Reproduce the passage below about academics and the Professional Academic State word for word.

## PROVIDED TEXT
▬▬▬
What is an “academic”? An academic is a teacher, scholar, and/or researcher in a university or other institute of higher education, e.g., a liberal arts college.
By a “State-like institution,” I mean any institution that issues commands regardless of the moral content of those commands, claims the right to issue such commands, and possesses the coercive power to compel obedience to these commands. In practice, every command-issuing institution that has its own gun-carrying police force or security guards, is a State-like institution. Hence all colleges and universities are “States,” in this extended sense. The total collection of these is what I call “the Professional Academic State.”
Since the beginning of the 20th century at least, but especially since the end of World War II, virtually all philosophers have been professional academics in all six senses of professionalism, living, moving, and having their occupational and practical being inside the Professional Academic State.
▬▬▬
## STORED RECORDS
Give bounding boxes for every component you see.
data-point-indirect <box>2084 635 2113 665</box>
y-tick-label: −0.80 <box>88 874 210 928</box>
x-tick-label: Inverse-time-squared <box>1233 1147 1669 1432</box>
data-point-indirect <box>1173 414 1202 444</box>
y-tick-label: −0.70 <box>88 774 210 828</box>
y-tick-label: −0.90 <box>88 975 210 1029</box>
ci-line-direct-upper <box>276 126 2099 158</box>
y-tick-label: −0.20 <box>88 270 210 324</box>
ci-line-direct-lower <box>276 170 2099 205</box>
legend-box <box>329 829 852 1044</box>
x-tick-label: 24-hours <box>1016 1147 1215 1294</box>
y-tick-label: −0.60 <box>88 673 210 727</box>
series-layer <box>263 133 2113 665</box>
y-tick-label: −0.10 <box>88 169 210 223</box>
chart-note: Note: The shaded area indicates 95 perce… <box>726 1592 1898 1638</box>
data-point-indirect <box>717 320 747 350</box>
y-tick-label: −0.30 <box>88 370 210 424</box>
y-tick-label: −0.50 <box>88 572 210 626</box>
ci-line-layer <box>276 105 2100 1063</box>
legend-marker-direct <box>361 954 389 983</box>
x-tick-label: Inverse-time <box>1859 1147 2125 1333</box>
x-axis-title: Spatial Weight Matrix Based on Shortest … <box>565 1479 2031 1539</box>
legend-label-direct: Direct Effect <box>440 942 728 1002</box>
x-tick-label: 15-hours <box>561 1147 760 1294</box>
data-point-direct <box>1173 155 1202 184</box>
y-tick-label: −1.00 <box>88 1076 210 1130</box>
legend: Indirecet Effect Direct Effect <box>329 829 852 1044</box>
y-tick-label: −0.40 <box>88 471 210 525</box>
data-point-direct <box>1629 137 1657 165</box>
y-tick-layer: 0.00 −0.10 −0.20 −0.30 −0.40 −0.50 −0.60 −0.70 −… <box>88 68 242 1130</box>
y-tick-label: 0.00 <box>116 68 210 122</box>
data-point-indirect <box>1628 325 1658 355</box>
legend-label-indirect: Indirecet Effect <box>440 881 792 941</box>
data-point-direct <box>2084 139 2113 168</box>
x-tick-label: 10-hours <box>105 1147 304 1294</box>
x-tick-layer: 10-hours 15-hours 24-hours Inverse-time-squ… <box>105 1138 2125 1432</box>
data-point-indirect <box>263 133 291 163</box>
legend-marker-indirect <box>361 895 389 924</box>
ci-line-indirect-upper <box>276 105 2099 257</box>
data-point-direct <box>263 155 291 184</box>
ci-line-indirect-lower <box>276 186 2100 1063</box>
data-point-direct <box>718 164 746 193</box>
▬▬▬
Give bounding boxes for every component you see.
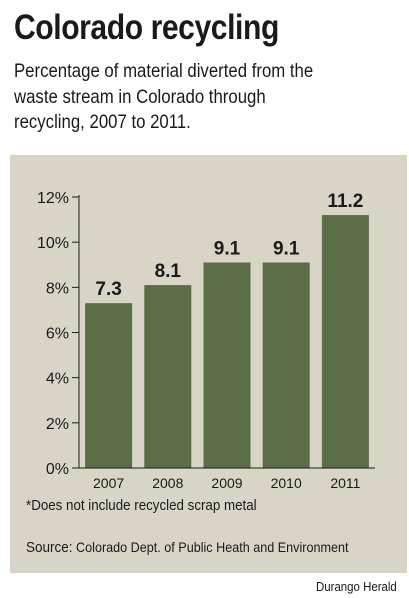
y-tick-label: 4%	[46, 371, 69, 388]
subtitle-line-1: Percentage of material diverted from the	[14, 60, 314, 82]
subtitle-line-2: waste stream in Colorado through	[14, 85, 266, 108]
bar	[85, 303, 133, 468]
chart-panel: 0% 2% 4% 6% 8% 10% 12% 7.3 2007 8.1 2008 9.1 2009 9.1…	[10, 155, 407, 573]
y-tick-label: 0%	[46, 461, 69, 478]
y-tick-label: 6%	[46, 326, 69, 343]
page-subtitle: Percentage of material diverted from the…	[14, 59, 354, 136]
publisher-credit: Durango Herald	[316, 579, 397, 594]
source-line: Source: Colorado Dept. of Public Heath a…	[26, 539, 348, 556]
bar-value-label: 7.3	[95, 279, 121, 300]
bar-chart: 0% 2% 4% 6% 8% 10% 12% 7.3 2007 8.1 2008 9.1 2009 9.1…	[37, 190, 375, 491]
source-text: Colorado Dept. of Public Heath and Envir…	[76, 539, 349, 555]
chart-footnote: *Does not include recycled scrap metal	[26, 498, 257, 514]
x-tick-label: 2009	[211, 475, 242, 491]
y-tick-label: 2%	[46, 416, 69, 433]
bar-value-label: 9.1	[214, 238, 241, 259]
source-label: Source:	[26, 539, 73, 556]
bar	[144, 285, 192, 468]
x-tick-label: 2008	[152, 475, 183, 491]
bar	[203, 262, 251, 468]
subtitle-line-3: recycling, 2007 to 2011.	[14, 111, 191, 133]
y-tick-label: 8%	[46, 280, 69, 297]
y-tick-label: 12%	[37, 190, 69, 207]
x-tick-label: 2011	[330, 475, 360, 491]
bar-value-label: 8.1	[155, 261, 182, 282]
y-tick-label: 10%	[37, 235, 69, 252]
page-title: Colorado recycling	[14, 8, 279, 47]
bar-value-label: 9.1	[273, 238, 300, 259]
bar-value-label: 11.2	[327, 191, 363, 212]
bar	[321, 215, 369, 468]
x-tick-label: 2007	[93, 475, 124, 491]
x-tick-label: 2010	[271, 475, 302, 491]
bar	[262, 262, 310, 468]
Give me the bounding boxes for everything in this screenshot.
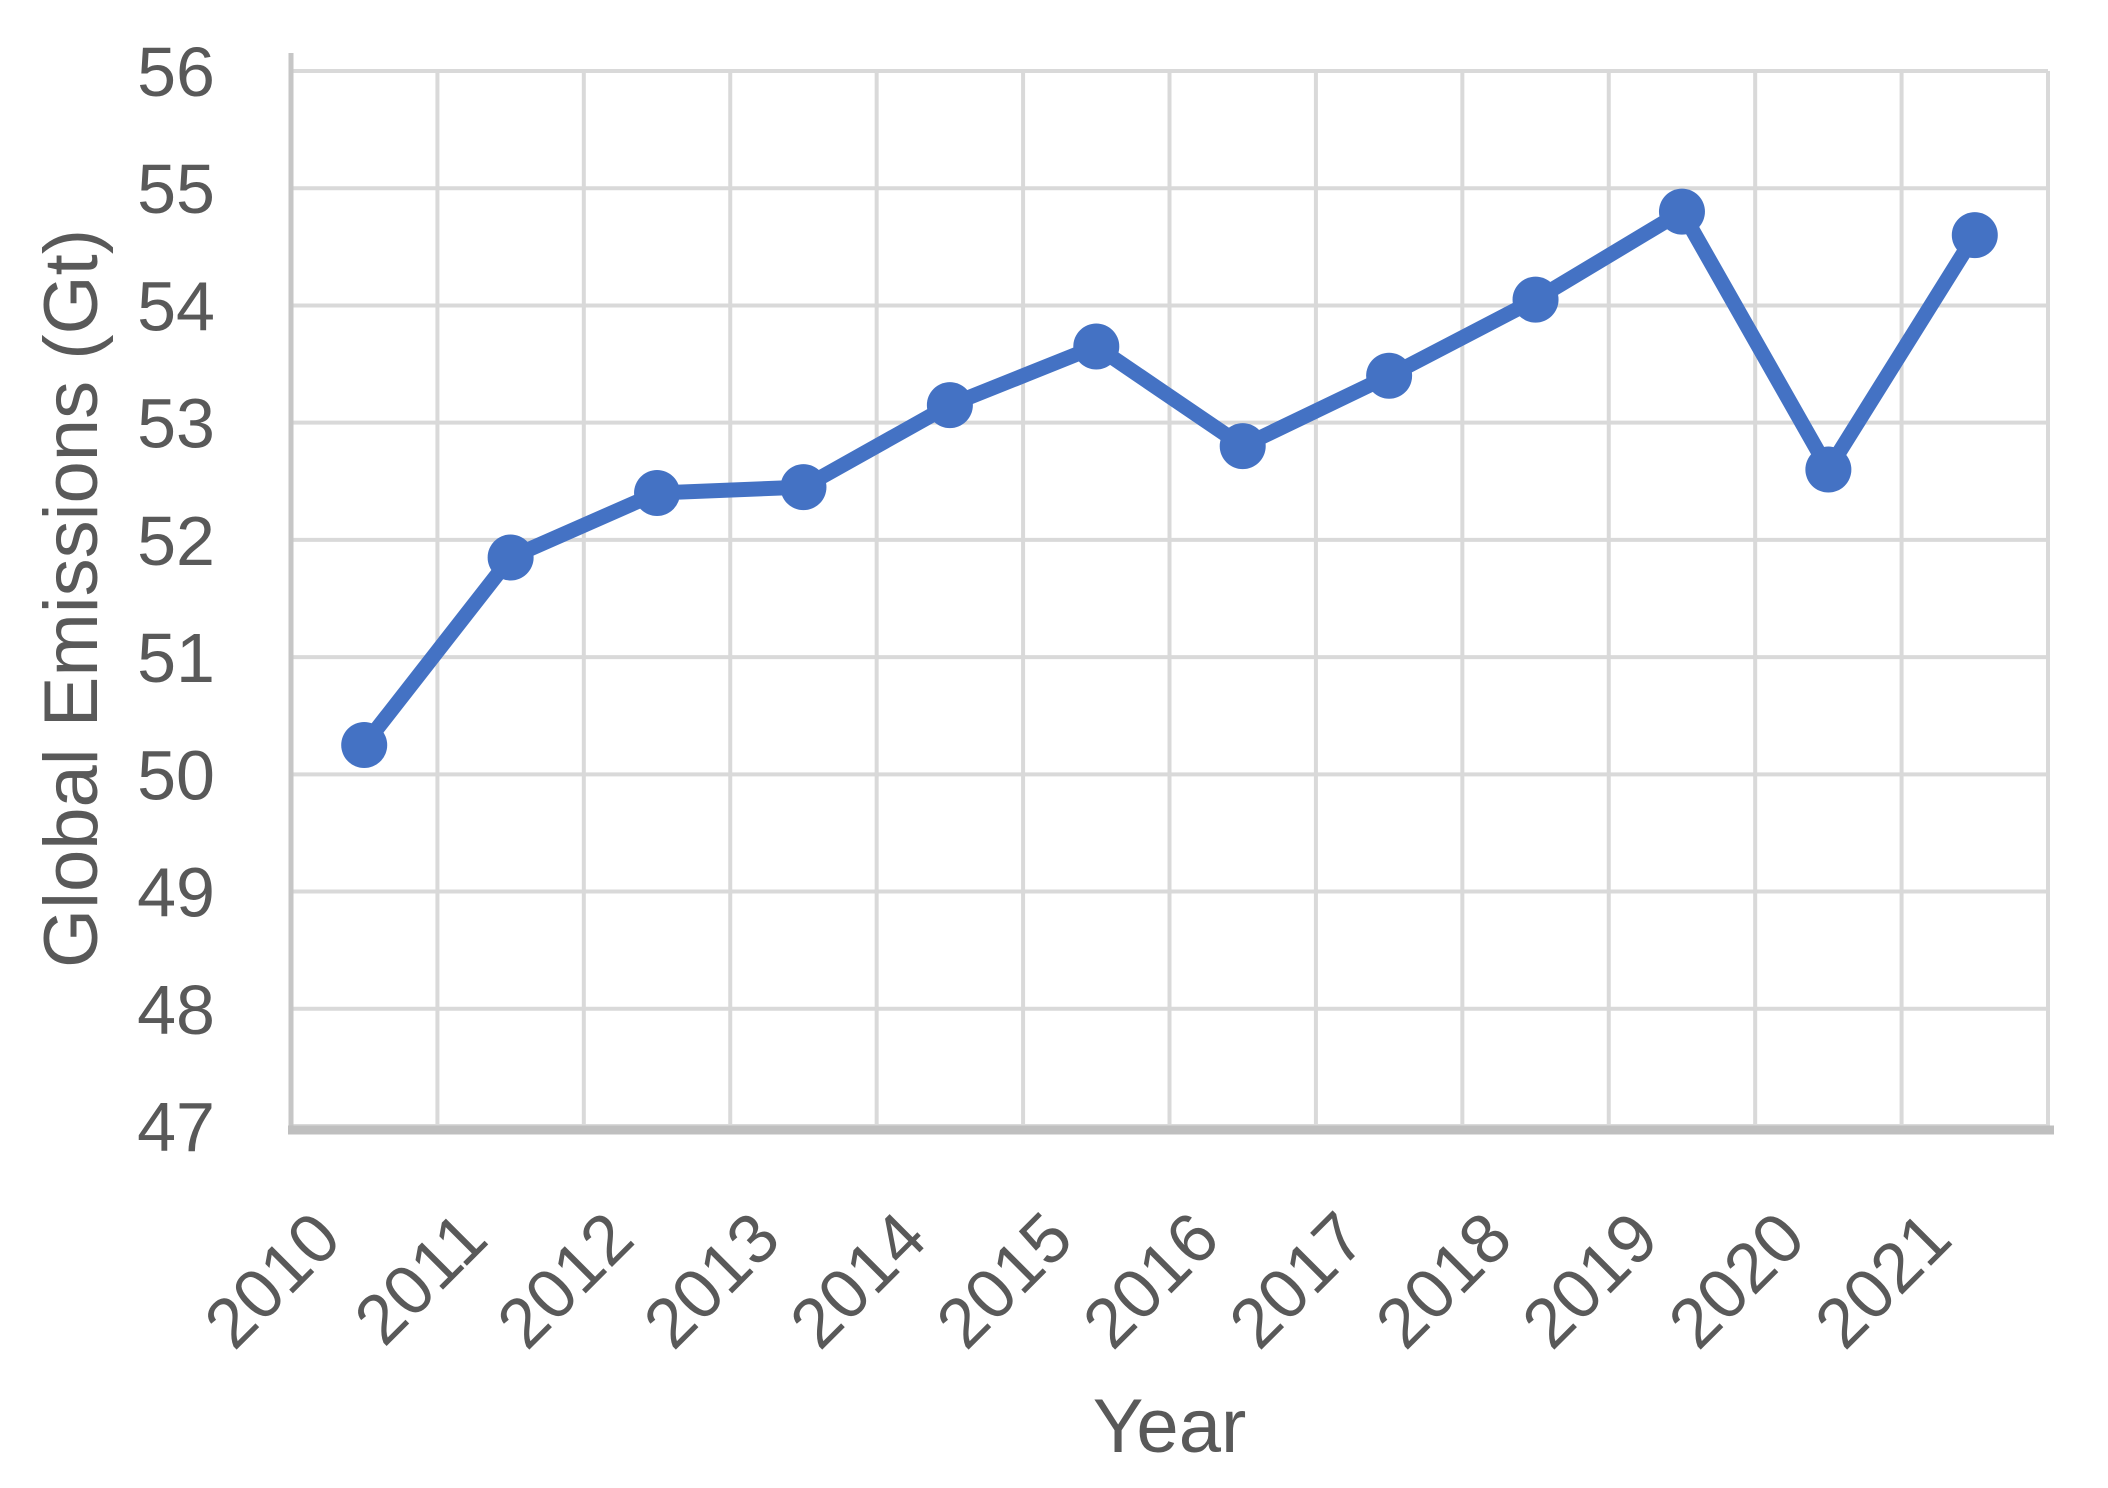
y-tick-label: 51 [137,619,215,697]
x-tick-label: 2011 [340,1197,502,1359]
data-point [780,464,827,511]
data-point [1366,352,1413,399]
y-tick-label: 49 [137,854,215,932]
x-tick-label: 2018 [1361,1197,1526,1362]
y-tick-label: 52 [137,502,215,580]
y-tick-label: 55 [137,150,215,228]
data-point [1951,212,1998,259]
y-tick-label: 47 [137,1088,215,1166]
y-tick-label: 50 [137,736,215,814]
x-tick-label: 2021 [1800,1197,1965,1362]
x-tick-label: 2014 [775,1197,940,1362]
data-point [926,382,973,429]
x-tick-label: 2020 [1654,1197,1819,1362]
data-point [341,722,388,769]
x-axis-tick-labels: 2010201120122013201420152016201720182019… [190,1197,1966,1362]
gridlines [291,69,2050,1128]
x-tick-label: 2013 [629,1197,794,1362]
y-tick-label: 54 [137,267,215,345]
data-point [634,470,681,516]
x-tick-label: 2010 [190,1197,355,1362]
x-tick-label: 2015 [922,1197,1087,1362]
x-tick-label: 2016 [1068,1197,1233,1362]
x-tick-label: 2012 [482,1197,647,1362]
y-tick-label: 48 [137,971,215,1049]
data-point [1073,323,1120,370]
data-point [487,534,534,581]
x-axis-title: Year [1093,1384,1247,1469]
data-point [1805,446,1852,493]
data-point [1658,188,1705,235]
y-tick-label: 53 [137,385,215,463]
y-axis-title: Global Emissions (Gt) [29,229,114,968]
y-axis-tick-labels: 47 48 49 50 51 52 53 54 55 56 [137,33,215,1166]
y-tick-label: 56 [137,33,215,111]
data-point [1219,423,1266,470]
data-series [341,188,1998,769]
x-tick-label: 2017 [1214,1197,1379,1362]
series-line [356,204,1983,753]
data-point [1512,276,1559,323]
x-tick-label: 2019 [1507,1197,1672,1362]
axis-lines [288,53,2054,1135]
▬▬▬
## ANSWER TO THE EXERCISE
What is an “academic”? An academic is a teacher, scholar, and/or researcher in a university or other institute of higher education, e.g., a liberal arts college.
By a “State-like institution,” I mean any institution that issues commands regardless of the moral content of those commands, claims the right to issue such commands, and possesses the coercive power to compel obedience to these commands. In practice, every command-issuing institution that has its own gun-carrying police force or security guards, is a State-like institution. Hence all colleges and universities are “States,” in this extended sense. The total collection of these is what I call “the Professional Academic State.”
Since the beginning of the 20th century at least, but especially since the end of World War II, virtually all philosophers have been professional academics in all six senses of professionalism, living, moving, and having their occupational and practical being inside the Professional Academic State.